SET TASK – Repeat, without any change, the entries presented below.

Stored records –
▬▬▬▬▬▬
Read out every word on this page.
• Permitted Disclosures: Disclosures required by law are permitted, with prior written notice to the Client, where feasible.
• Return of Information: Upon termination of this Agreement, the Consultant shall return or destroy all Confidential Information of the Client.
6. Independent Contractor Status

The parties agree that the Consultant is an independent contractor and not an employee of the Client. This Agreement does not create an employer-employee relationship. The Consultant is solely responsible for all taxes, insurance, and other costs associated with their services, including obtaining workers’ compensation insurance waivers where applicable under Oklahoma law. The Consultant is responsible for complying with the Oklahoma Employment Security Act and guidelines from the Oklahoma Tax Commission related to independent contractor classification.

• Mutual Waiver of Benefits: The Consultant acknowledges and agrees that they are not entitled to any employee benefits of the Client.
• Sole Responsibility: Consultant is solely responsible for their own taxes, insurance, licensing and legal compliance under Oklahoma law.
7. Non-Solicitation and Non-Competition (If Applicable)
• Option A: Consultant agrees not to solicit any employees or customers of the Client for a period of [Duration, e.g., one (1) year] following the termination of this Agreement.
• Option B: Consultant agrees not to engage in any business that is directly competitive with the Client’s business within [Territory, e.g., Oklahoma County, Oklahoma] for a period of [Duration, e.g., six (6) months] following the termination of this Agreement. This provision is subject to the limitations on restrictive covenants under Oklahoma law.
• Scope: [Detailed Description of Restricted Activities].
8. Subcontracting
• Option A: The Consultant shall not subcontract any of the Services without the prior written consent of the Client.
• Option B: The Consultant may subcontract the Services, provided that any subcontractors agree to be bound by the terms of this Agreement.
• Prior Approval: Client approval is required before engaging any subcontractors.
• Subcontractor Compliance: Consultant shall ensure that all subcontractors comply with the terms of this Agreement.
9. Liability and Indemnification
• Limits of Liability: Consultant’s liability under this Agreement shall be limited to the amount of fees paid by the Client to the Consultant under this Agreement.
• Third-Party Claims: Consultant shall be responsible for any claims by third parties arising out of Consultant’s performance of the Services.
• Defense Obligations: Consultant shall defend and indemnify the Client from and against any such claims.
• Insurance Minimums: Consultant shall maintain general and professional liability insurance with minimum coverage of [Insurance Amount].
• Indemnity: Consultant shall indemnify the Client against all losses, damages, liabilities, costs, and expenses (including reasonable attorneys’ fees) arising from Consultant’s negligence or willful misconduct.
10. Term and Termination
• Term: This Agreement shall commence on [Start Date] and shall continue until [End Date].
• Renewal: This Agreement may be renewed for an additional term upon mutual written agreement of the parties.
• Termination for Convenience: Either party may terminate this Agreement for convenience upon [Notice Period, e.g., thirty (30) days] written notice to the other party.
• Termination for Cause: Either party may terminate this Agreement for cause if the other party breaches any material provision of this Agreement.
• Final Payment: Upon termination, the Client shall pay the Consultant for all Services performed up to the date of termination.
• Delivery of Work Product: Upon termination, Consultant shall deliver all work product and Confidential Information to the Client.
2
▬▬▬▬▬▬
OUTPUT OF THE TASK –
Read out every word on this page.
• Permitted Disclosures: Disclosures required by law are permitted, with prior written notice to the Client, where feasible.
• Return of Information: Upon termination of this Agreement, the Consultant shall return or destroy all Confidential Information of the Client.
6. Independent Contractor Status

The parties agree that the Consultant is an independent contractor and not an employee of the Client. This Agreement does not create an employer-employee relationship. The Consultant is solely responsible for all taxes, insurance, and other costs associated with their services, including obtaining workers’ compensation insurance waivers where applicable under Oklahoma law. The Consultant is responsible for complying with the Oklahoma Employment Security Act and guidelines from the Oklahoma Tax Commission related to independent contractor classification.

• Mutual Waiver of Benefits: The Consultant acknowledges and agrees that they are not entitled to any employee benefits of the Client.
• Sole Responsibility: Consultant is solely responsible for their own taxes, insurance, licensing and legal compliance under Oklahoma law.
7. Non-Solicitation and Non-Competition (If Applicable)
• Option A: Consultant agrees not to solicit any employees or customers of the Client for a period of [Duration, e.g., one (1) year] following the termination of this Agreement.
• Option B: Consultant agrees not to engage in any business that is directly competitive with the Client’s business within [Territory, e.g., Oklahoma County, Oklahoma] for a period of [Duration, e.g., six (6) months] following the termination of this Agreement. This provision is subject to the limitations on restrictive covenants under Oklahoma law.
• Scope: [Detailed Description of Restricted Activities].
8. Subcontracting
• Option A: The Consultant shall not subcontract any of the Services without the prior written consent of the Client.
• Option B: The Consultant may subcontract the Services, provided that any subcontractors agree to be bound by the terms of this Agreement.
• Prior Approval: Client approval is required before engaging any subcontractors.
• Subcontractor Compliance: Consultant shall ensure that all subcontractors comply with the terms of this Agreement.
9. Liability and Indemnification
• Limits of Liability: Consultant’s liability under this Agreement shall be limited to the amount of fees paid by the Client to the Consultant under this Agreement.
• Third-Party Claims: Consultant shall be responsible for any claims by third parties arising out of Consultant’s performance of the Services.
• Defense Obligations: Consultant shall defend and indemnify the Client from and against any such claims.
• Insurance Minimums: Consultant shall maintain general and professional liability insurance with minimum coverage of [Insurance Amount].
• Indemnity: Consultant shall indemnify the Client against all losses, damages, liabilities, costs, and expenses (including reasonable attorneys’ fees) arising from Consultant’s negligence or willful misconduct.
10. Term and Termination
• Term: This Agreement shall commence on [Start Date] and shall continue until [End Date].
• Renewal: This Agreement may be renewed for an additional term upon mutual written agreement of the parties.
• Termination for Convenience: Either party may terminate this Agreement for convenience upon [Notice Period, e.g., thirty (30) days] written notice to the other party.
• Termination for Cause: Either party may terminate this Agreement for cause if the other party breaches any material provision of this Agreement.
• Final Payment: Upon termination, the Client shall pay the Consultant for all Services performed up to the date of termination.
• Delivery of Work Product: Upon termination, Consultant shall deliver all work product and Confidential Information to the Client.
2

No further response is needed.